**Task:** Write down every entry below once more, exactly.

**Input:**
※

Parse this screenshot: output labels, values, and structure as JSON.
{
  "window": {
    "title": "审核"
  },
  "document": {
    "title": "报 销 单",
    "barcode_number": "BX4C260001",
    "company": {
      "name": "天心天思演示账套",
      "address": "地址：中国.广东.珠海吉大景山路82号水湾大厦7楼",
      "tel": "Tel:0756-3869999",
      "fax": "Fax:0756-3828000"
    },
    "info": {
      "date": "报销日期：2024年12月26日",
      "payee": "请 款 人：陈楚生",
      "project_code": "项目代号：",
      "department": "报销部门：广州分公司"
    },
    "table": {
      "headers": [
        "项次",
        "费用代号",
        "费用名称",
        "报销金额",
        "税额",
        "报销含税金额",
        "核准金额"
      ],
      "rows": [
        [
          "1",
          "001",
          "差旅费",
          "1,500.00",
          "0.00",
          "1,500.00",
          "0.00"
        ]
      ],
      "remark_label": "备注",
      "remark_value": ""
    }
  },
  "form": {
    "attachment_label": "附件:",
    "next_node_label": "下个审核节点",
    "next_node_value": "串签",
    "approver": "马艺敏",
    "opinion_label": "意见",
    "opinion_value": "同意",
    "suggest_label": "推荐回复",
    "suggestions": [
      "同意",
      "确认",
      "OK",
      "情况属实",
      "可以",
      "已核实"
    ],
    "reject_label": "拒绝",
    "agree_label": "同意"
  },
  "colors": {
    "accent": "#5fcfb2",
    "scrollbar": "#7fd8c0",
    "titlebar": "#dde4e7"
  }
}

※

**Solution for this problem:**
Parse this screenshot: output labels, values, and structure as JSON.
{
  "window": {
    "title": "审核"
  },
  "document": {
    "title": "报 销 单",
    "barcode_number": "BX4C260001",
    "company": {
      "name": "天心天思演示账套",
      "address": "地址：中国.广东.珠海吉大景山路82号水湾大厦7楼",
      "tel": "Tel:0756-3869999",
      "fax": "Fax:0756-3828000"
    },
    "info": {
      "date": "报销日期：2024年12月26日",
      "payee": "请 款 人：陈楚生",
      "project_code": "项目代号：",
      "department": "报销部门：广州分公司"
    },
    "table": {
      "headers": [
        "项次",
        "费用代号",
        "费用名称",
        "报销金额",
        "税额",
        "报销含税金额",
        "核准金额"
      ],
      "rows": [
        [
          "1",
          "001",
          "差旅费",
          "1,500.00",
          "0.00",
          "1,500.00",
          "0.00"
        ]
      ],
      "remark_label": "备注",
      "remark_value": ""
    }
  },
  "form": {
    "attachment_label": "附件:",
    "next_node_label": "下个审核节点",
    "next_node_value": "串签",
    "approver": "马艺敏",
    "opinion_label": "意见",
    "opinion_value": "同意",
    "suggest_label": "推荐回复",
    "suggestions": [
      "同意",
      "确认",
      "OK",
      "情况属实",
      "可以",
      "已核实"
    ],
    "reject_label": "拒绝",
    "agree_label": "同意"
  },
  "colors": {
    "accent": "#5fcfb2",
    "scrollbar": "#7fd8c0",
    "titlebar": "#dde4e7"
  }
}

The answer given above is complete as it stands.